| TEXT SECTION |
▼
On Thu, 08 Apr 2010 09:59:14 +0200, "Sebastian Spaeth" <Sebastian@SSpaeth.de> wrote:
> On 2010-04-07, Dirk Hohndel wrote:
> > 
> > The previous code made too many assumptions about the (sadly not
> > standardized) format of the Received headers. This version should
> > be more robust to deal with different variations.
> 
> This code might be useful for some, but I know it is not being useful
> for me. I use e.g. dreamhost.com as my mail provider and I never have my
> email domain name show up after the Received: by .....
> See my Received headers for your message below.

That's the funny thing about heuristics - they are always based on the
cases the author has access to. I run my own mail servers and they put
in useful Received lines. Dreamhost doesn't appear to do that - I'm sure
there are many other scenarios that I don't handle, yet.
Please keep them coming.
 
> On the other hand, it contains "for <sebastian@sspaeth.de>" stating the
> intended email address explicitely. IMHO, we should use this before we
> start some hand-wavy guessing.
> 
> Also, I have the "X-Original-To: sebastian@sspaeth.de" header. Is that
> something that we could make use of before starting to guess?
▲
| EXCERPTED RECORDS |
▼
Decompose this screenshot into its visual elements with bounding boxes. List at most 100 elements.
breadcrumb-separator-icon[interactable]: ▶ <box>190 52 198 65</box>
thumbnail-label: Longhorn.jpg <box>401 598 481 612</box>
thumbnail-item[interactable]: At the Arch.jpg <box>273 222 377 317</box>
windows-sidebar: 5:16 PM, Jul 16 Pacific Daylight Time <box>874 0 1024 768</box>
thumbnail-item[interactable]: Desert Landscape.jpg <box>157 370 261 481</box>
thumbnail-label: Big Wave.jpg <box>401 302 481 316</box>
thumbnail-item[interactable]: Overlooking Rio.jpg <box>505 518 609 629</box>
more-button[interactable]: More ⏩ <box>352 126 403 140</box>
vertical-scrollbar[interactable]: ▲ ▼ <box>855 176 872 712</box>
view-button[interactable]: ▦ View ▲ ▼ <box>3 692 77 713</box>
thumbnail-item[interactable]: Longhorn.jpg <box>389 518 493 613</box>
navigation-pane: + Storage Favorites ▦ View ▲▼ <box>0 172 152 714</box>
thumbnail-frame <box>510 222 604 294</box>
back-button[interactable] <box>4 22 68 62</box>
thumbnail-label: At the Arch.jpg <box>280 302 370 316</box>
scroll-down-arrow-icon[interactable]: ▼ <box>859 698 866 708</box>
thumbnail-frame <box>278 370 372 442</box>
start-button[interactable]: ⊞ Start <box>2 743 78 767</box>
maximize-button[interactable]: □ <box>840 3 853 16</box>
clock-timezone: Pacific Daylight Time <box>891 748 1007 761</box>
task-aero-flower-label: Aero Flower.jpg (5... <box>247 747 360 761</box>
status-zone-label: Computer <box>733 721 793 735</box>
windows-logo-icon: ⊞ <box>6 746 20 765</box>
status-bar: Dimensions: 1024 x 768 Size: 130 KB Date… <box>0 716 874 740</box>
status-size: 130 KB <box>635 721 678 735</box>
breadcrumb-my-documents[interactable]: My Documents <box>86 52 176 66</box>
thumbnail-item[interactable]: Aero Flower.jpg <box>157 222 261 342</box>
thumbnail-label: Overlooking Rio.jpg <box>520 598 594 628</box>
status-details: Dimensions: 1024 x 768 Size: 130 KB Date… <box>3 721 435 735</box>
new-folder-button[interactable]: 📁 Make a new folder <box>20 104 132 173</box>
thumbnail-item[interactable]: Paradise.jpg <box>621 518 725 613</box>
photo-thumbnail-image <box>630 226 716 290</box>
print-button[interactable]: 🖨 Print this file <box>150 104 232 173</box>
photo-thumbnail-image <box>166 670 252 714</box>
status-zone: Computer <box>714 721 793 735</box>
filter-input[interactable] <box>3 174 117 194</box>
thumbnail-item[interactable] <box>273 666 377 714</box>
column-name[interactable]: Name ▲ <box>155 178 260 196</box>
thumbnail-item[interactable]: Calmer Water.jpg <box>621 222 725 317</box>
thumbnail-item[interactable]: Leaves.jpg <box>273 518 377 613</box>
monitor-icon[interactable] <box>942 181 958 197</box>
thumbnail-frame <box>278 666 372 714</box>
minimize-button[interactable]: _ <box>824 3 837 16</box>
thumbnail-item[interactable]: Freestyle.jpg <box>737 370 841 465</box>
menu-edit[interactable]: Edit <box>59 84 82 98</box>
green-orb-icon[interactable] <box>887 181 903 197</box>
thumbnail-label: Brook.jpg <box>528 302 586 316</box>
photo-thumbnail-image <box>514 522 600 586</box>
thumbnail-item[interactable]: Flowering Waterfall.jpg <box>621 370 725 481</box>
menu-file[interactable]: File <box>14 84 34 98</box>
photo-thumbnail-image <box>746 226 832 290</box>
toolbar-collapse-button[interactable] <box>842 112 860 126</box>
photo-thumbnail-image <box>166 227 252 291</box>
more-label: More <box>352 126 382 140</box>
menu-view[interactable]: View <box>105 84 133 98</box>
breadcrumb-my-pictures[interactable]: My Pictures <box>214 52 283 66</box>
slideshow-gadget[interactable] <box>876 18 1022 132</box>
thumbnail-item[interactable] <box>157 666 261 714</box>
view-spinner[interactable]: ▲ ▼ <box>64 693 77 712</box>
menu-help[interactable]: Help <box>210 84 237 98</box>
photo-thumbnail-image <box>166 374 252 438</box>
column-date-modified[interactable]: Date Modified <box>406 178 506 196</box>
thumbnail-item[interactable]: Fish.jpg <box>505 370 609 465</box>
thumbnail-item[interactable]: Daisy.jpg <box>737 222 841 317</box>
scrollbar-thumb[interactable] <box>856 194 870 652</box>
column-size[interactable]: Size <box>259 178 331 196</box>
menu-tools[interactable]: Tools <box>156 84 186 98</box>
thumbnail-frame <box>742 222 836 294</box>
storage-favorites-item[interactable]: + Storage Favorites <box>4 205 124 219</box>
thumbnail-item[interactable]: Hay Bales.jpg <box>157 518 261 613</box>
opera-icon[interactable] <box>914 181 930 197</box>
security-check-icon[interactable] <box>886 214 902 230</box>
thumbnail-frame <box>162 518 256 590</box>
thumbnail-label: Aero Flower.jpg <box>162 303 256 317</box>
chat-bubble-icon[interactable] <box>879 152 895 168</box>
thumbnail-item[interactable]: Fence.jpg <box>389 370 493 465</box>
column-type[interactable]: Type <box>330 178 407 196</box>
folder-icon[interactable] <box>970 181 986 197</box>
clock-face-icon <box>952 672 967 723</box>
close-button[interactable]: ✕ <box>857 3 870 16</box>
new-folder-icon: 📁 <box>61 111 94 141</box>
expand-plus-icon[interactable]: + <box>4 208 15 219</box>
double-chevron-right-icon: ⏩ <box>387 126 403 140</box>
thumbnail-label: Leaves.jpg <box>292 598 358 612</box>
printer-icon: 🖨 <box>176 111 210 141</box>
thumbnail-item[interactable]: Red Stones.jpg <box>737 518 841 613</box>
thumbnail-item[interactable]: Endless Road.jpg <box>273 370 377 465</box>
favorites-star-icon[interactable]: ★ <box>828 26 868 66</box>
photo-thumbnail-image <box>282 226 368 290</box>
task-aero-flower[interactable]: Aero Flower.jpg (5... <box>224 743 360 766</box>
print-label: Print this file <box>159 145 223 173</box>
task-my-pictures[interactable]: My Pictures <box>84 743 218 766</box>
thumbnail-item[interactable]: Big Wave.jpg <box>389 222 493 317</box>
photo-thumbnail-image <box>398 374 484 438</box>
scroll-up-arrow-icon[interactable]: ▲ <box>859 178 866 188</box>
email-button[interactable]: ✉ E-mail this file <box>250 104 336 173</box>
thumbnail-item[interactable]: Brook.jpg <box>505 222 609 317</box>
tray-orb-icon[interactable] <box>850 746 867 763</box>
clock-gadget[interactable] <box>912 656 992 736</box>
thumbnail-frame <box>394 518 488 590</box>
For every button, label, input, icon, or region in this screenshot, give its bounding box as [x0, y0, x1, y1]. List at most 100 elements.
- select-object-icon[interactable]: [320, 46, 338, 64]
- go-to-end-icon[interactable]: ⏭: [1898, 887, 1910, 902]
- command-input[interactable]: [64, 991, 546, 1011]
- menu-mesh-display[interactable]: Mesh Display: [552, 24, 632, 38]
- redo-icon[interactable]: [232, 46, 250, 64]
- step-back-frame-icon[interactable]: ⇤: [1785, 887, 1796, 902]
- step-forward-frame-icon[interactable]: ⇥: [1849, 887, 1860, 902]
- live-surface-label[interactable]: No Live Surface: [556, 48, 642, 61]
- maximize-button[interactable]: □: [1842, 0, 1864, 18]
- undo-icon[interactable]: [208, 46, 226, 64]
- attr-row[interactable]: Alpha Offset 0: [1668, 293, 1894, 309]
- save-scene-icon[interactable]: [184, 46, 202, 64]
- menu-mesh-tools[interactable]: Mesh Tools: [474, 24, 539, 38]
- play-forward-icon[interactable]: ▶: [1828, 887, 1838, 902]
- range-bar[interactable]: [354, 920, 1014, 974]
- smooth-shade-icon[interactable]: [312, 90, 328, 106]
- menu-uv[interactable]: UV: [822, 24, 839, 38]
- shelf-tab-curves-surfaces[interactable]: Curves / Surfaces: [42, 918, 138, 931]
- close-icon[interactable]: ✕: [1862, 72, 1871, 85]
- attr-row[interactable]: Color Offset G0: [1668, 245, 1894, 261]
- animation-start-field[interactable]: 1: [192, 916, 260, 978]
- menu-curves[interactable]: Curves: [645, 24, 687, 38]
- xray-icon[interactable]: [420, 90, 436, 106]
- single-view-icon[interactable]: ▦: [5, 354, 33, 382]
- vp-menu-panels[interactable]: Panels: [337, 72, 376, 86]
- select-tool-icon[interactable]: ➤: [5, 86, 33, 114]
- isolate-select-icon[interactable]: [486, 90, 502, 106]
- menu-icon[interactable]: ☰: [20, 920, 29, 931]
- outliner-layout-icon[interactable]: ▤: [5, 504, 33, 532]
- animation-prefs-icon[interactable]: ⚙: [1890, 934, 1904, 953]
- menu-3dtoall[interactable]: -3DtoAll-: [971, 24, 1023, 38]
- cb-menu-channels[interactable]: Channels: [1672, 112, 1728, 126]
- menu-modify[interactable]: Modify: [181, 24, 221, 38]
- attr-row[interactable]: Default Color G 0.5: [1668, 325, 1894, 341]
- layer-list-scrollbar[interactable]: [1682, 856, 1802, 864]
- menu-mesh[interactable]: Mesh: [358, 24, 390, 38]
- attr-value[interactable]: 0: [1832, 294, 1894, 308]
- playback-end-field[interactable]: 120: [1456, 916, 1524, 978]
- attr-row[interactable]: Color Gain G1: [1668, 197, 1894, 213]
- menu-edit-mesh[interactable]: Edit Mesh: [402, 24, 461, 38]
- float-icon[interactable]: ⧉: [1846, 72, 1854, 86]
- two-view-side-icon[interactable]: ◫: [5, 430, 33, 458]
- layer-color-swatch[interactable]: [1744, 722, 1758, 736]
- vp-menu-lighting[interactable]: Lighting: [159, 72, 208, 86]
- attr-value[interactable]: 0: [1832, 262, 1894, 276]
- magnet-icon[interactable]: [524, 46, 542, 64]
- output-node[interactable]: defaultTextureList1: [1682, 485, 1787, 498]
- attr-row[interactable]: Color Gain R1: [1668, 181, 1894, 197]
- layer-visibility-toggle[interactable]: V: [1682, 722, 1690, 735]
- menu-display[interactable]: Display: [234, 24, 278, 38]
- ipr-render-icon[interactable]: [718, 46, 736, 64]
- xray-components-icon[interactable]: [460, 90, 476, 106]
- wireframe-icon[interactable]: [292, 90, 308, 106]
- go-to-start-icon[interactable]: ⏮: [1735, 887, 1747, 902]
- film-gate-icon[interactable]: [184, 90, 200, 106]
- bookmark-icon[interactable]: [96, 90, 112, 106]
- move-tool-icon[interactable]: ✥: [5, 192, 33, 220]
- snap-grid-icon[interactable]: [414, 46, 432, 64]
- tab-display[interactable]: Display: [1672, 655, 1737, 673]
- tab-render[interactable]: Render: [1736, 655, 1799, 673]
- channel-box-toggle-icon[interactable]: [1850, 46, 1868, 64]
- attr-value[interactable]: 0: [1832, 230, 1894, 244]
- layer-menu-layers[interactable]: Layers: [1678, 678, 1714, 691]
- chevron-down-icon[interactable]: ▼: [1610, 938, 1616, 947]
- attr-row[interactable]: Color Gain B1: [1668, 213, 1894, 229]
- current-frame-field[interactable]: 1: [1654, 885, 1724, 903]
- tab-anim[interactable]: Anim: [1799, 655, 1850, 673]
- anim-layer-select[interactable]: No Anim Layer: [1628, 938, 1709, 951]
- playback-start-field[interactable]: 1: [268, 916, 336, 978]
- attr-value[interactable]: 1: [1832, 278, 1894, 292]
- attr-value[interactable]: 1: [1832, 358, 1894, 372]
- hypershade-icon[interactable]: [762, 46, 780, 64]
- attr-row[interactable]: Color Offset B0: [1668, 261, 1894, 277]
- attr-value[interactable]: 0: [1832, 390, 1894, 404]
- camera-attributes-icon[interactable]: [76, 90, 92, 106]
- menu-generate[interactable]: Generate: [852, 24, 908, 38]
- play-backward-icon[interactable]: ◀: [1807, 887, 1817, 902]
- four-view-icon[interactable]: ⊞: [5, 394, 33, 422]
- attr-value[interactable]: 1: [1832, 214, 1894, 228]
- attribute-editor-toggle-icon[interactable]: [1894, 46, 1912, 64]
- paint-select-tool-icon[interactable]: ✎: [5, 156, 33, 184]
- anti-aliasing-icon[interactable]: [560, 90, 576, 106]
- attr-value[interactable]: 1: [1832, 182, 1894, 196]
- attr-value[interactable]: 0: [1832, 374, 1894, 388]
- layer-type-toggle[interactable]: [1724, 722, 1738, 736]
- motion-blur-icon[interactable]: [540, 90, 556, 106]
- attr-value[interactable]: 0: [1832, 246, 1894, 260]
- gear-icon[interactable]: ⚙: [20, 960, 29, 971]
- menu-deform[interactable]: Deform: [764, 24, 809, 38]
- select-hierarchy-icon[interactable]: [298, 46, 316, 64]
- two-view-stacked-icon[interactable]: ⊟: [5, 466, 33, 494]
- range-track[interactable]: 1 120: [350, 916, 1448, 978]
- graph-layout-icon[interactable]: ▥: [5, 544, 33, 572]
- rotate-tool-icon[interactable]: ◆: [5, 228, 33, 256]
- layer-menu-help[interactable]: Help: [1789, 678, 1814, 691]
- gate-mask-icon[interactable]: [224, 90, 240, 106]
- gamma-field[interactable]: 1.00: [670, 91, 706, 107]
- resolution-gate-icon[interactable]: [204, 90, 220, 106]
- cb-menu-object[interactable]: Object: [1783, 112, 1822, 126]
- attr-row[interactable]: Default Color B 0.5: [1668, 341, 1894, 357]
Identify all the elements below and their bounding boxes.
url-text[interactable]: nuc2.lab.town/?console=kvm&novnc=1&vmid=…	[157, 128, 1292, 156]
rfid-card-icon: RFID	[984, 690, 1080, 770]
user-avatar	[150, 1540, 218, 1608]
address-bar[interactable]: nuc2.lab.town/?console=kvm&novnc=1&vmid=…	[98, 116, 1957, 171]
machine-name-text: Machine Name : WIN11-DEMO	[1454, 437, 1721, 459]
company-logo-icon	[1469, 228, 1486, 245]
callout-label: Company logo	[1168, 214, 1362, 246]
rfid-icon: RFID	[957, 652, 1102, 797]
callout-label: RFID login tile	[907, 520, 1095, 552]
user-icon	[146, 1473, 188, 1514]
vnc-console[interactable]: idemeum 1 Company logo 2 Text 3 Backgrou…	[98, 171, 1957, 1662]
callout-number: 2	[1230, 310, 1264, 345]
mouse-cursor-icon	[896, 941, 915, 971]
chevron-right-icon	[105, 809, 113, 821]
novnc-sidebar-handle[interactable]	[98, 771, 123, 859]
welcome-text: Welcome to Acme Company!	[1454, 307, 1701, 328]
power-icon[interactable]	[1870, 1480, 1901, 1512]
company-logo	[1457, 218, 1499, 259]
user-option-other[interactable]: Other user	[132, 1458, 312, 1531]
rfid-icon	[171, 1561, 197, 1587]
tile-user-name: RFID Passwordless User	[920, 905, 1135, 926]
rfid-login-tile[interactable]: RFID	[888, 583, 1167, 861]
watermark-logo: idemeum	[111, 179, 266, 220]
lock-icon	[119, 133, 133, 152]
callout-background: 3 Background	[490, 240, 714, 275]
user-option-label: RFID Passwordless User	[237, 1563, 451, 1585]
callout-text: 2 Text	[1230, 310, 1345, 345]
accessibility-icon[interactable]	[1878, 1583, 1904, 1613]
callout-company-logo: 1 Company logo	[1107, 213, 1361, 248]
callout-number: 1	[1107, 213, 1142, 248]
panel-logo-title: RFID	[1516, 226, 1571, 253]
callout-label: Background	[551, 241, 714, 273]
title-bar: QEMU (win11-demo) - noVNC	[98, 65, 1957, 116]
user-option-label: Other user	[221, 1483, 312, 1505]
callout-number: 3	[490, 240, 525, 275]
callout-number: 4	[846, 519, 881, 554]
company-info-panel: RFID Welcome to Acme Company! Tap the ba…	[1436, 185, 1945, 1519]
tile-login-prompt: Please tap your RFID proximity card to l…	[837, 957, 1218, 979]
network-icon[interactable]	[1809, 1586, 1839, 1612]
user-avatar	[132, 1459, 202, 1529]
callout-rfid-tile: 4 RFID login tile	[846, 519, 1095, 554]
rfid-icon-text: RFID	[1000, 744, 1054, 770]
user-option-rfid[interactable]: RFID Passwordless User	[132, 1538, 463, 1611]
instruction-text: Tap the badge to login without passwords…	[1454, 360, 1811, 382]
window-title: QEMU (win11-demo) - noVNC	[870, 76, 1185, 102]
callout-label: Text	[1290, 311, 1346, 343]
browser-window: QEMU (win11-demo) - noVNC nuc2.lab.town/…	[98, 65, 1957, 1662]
▲
| PROBLEMS AND TASKS |
1. Summarize the email exchange in two sentences.
2. According to the email exchange, which company does Sebastian Spaeth use as his mail provider?
3. Reproduce everything in the email exchange from "Please keep them" down to "some hand-wavy guessing.".
The rows have no connection to the email exchange.

| ANSWERS BY TASK |
1. Dirk Hohndel's revised code guesses from Received headers, but Sebastian Spaeth says it does not work for him with his mail provider, dreamhost.com, and suggests first using the "for <address>" part of those headers or the X-Original-To header. Hohndel replies that heuristics rest on the cases their author can see, since his own mail servers add useful Received lines, and he asks for more such cases.

2. dreamhost.com

3.
Please keep them coming.
 
> On the other hand, it contains "for <sebastian@sspaeth.de>" stating the
> intended email address explicitely. IMHO, we should use this before we
> start some hand-wavy guessing.